/---

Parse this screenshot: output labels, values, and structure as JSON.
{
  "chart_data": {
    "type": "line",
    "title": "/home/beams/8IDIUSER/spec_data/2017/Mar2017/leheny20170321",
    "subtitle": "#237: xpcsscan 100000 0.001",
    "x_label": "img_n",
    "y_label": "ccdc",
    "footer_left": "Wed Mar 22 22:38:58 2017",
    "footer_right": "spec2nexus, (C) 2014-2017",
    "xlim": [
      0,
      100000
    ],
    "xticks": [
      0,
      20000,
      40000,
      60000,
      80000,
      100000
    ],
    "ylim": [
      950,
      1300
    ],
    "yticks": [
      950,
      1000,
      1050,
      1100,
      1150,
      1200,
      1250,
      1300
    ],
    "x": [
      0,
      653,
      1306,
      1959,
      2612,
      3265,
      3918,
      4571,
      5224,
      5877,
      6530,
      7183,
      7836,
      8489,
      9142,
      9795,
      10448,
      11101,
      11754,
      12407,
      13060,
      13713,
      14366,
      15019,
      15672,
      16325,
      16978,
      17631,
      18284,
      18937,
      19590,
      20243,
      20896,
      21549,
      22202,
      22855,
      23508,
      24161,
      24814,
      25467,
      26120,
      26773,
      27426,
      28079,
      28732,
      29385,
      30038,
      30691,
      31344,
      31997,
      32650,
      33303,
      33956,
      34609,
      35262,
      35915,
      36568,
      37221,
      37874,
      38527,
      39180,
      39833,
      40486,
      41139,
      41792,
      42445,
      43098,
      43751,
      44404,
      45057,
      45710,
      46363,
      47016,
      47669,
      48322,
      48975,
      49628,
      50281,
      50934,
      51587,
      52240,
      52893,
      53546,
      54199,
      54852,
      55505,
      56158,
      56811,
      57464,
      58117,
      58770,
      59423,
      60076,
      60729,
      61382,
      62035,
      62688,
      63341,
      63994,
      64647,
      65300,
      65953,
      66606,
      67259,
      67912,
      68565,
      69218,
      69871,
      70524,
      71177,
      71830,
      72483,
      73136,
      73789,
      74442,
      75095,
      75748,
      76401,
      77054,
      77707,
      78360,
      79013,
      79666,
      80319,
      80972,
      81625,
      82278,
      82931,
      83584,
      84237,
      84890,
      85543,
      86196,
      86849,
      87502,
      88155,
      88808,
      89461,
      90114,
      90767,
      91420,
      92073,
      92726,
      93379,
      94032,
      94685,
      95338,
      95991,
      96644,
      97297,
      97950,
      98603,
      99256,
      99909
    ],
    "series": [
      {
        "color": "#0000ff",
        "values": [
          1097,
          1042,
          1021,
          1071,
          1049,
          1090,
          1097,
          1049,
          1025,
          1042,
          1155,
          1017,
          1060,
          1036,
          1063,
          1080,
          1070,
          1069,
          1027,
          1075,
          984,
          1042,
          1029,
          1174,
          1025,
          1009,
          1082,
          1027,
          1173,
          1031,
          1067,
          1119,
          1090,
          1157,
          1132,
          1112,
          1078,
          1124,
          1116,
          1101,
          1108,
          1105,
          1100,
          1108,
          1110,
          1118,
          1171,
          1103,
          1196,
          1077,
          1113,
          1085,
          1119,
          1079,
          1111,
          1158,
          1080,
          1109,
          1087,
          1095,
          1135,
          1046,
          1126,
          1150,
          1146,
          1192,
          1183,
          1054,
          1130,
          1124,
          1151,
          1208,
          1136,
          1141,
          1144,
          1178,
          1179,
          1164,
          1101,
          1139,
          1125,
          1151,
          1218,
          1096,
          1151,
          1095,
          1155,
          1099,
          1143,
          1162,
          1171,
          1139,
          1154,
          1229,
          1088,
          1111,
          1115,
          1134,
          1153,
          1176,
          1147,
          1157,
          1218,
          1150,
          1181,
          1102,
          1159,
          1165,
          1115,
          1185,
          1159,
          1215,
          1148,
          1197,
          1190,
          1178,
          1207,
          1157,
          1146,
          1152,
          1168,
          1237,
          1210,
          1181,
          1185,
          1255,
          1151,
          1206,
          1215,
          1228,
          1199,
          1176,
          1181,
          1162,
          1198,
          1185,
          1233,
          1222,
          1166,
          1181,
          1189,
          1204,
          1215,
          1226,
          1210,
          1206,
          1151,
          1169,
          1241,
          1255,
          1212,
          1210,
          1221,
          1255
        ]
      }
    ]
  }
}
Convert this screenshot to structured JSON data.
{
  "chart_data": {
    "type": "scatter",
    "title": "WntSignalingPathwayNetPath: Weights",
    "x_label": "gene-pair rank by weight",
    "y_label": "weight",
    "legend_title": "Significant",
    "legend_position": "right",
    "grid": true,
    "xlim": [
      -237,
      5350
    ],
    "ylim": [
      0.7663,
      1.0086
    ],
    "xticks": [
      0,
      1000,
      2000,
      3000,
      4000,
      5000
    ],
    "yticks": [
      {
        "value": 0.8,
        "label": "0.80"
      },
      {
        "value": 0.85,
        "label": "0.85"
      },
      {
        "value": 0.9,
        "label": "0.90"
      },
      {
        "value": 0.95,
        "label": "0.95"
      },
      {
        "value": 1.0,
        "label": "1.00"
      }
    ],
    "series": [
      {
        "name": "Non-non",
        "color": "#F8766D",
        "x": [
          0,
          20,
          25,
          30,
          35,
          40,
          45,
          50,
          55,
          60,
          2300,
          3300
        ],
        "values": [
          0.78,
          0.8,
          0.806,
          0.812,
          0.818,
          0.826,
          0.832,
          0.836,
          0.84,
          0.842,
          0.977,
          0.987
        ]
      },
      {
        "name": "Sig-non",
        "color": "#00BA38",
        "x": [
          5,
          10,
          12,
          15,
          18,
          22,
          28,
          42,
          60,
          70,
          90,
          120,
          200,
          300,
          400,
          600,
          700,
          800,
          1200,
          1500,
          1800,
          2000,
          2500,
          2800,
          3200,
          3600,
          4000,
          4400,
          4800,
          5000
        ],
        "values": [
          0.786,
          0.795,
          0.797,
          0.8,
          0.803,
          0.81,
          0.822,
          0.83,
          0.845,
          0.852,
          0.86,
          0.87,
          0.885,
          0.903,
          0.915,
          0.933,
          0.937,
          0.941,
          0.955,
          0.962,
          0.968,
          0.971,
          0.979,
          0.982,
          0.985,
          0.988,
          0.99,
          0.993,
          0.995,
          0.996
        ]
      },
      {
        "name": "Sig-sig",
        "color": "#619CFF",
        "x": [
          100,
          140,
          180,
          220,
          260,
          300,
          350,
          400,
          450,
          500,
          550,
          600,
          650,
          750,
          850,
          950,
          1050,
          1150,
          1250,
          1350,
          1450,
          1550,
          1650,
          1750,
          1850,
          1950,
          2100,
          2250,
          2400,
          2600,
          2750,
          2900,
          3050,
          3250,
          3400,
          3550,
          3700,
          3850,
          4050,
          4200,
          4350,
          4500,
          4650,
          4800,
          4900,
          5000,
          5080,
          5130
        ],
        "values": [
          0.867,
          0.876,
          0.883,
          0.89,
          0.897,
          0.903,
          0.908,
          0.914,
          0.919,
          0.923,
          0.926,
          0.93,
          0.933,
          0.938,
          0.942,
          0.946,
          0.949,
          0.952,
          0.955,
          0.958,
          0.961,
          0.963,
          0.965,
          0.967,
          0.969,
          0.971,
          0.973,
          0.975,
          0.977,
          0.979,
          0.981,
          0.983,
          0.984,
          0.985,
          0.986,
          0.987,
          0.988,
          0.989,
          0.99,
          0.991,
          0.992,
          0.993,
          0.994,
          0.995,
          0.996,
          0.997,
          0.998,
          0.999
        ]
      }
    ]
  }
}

\---

- What to produce
Transcribe the material above word for word.

- Answer below
Parse this screenshot: output labels, values, and structure as JSON.
{
  "chart_data": {
    "type": "line",
    "title": "/home/beams/8IDIUSER/spec_data/2017/Mar2017/leheny20170321",
    "subtitle": "#237: xpcsscan 100000 0.001",
    "x_label": "img_n",
    "y_label": "ccdc",
    "footer_left": "Wed Mar 22 22:38:58 2017",
    "footer_right": "spec2nexus, (C) 2014-2017",
    "xlim": [
      0,
      100000
    ],
    "xticks": [
      0,
      20000,
      40000,
      60000,
      80000,
      100000
    ],
    "ylim": [
      950,
      1300
    ],
    "yticks": [
      950,
      1000,
      1050,
      1100,
      1150,
      1200,
      1250,
      1300
    ],
    "x": [
      0,
      653,
      1306,
      1959,
      2612,
      3265,
      3918,
      4571,
      5224,
      5877,
      6530,
      7183,
      7836,
      8489,
      9142,
      9795,
      10448,
      11101,
      11754,
      12407,
      13060,
      13713,
      14366,
      15019,
      15672,
      16325,
      16978,
      17631,
      18284,
      18937,
      19590,
      20243,
      20896,
      21549,
      22202,
      22855,
      23508,
      24161,
      24814,
      25467,
      26120,
      26773,
      27426,
      28079,
      28732,
      29385,
      30038,
      30691,
      31344,
      31997,
      32650,
      33303,
      33956,
      34609,
      35262,
      35915,
      36568,
      37221,
      37874,
      38527,
      39180,
      39833,
      40486,
      41139,
      41792,
      42445,
      43098,
      43751,
      44404,
      45057,
      45710,
      46363,
      47016,
      47669,
      48322,
      48975,
      49628,
      50281,
      50934,
      51587,
      52240,
      52893,
      53546,
      54199,
      54852,
      55505,
      56158,
      56811,
      57464,
      58117,
      58770,
      59423,
      60076,
      60729,
      61382,
      62035,
      62688,
      63341,
      63994,
      64647,
      65300,
      65953,
      66606,
      67259,
      67912,
      68565,
      69218,
      69871,
      70524,
      71177,
      71830,
      72483,
      73136,
      73789,
      74442,
      75095,
      75748,
      76401,
      77054,
      77707,
      78360,
      79013,
      79666,
      80319,
      80972,
      81625,
      82278,
      82931,
      83584,
      84237,
      84890,
      85543,
      86196,
      86849,
      87502,
      88155,
      88808,
      89461,
      90114,
      90767,
      91420,
      92073,
      92726,
      93379,
      94032,
      94685,
      95338,
      95991,
      96644,
      97297,
      97950,
      98603,
      99256,
      99909
    ],
    "series": [
      {
        "color": "#0000ff",
        "values": [
          1097,
          1042,
          1021,
          1071,
          1049,
          1090,
          1097,
          1049,
          1025,
          1042,
          1155,
          1017,
          1060,
          1036,
          1063,
          1080,
          1070,
          1069,
          1027,
          1075,
          984,
          1042,
          1029,
          1174,
          1025,
          1009,
          1082,
          1027,
          1173,
          1031,
          1067,
          1119,
          1090,
          1157,
          1132,
          1112,
          1078,
          1124,
          1116,
          1101,
          1108,
          1105,
          1100,
          1108,
          1110,
          1118,
          1171,
          1103,
          1196,
          1077,
          1113,
          1085,
          1119,
          1079,
          1111,
          1158,
          1080,
          1109,
          1087,
          1095,
          1135,
          1046,
          1126,
          1150,
          1146,
          1192,
          1183,
          1054,
          1130,
          1124,
          1151,
          1208,
          1136,
          1141,
          1144,
          1178,
          1179,
          1164,
          1101,
          1139,
          1125,
          1151,
          1218,
          1096,
          1151,
          1095,
          1155,
          1099,
          1143,
          1162,
          1171,
          1139,
          1154,
          1229,
          1088,
          1111,
          1115,
          1134,
          1153,
          1176,
          1147,
          1157,
          1218,
          1150,
          1181,
          1102,
          1159,
          1165,
          1115,
          1185,
          1159,
          1215,
          1148,
          1197,
          1190,
          1178,
          1207,
          1157,
          1146,
          1152,
          1168,
          1237,
          1210,
          1181,
          1185,
          1255,
          1151,
          1206,
          1215,
          1228,
          1199,
          1176,
          1181,
          1162,
          1198,
          1185,
          1233,
          1222,
          1166,
          1181,
          1189,
          1204,
          1215,
          1226,
          1210,
          1206,
          1151,
          1169,
          1241,
          1255,
          1212,
          1210,
          1221,
          1255
        ]
      }
    ]
  }
}
Convert this screenshot to structured JSON data.
{
  "chart_data": {
    "type": "scatter",
    "title": "WntSignalingPathwayNetPath: Weights",
    "x_label": "gene-pair rank by weight",
    "y_label": "weight",
    "legend_title": "Significant",
    "legend_position": "right",
    "grid": true,
    "xlim": [
      -237,
      5350
    ],
    "ylim": [
      0.7663,
      1.0086
    ],
    "xticks": [
      0,
      1000,
      2000,
      3000,
      4000,
      5000
    ],
    "yticks": [
      {
        "value": 0.8,
        "label": "0.80"
      },
      {
        "value": 0.85,
        "label": "0.85"
      },
      {
        "value": 0.9,
        "label": "0.90"
      },
      {
        "value": 0.95,
        "label": "0.95"
      },
      {
        "value": 1.0,
        "label": "1.00"
      }
    ],
    "series": [
      {
        "name": "Non-non",
        "color": "#F8766D",
        "x": [
          0,
          20,
          25,
          30,
          35,
          40,
          45,
          50,
          55,
          60,
          2300,
          3300
        ],
        "values": [
          0.78,
          0.8,
          0.806,
          0.812,
          0.818,
          0.826,
          0.832,
          0.836,
          0.84,
          0.842,
          0.977,
          0.987
        ]
      },
      {
        "name": "Sig-non",
        "color": "#00BA38",
        "x": [
          5,
          10,
          12,
          15,
          18,
          22,
          28,
          42,
          60,
          70,
          90,
          120,
          200,
          300,
          400,
          600,
          700,
          800,
          1200,
          1500,
          1800,
          2000,
          2500,
          2800,
          3200,
          3600,
          4000,
          4400,
          4800,
          5000
        ],
        "values": [
          0.786,
          0.795,
          0.797,
          0.8,
          0.803,
          0.81,
          0.822,
          0.83,
          0.845,
          0.852,
          0.86,
          0.87,
          0.885,
          0.903,
          0.915,
          0.933,
          0.937,
          0.941,
          0.955,
          0.962,
          0.968,
          0.971,
          0.979,
          0.982,
          0.985,
          0.988,
          0.99,
          0.993,
          0.995,
          0.996
        ]
      },
      {
        "name": "Sig-sig",
        "color": "#619CFF",
        "x": [
          100,
          140,
          180,
          220,
          260,
          300,
          350,
          400,
          450,
          500,
          550,
          600,
          650,
          750,
          850,
          950,
          1050,
          1150,
          1250,
          1350,
          1450,
          1550,
          1650,
          1750,
          1850,
          1950,
          2100,
          2250,
          2400,
          2600,
          2750,
          2900,
          3050,
          3250,
          3400,
          3550,
          3700,
          3850,
          4050,
          4200,
          4350,
          4500,
          4650,
          4800,
          4900,
          5000,
          5080,
          5130
        ],
        "values": [
          0.867,
          0.876,
          0.883,
          0.89,
          0.897,
          0.903,
          0.908,
          0.914,
          0.919,
          0.923,
          0.926,
          0.93,
          0.933,
          0.938,
          0.942,
          0.946,
          0.949,
          0.952,
          0.955,
          0.958,
          0.961,
          0.963,
          0.965,
          0.967,
          0.969,
          0.971,
          0.973,
          0.975,
          0.977,
          0.979,
          0.981,
          0.983,
          0.984,
          0.985,
          0.986,
          0.987,
          0.988,
          0.989,
          0.99,
          0.991,
          0.992,
          0.993,
          0.994,
          0.995,
          0.996,
          0.997,
          0.998,
          0.999
        ]
      }
    ]
  }
}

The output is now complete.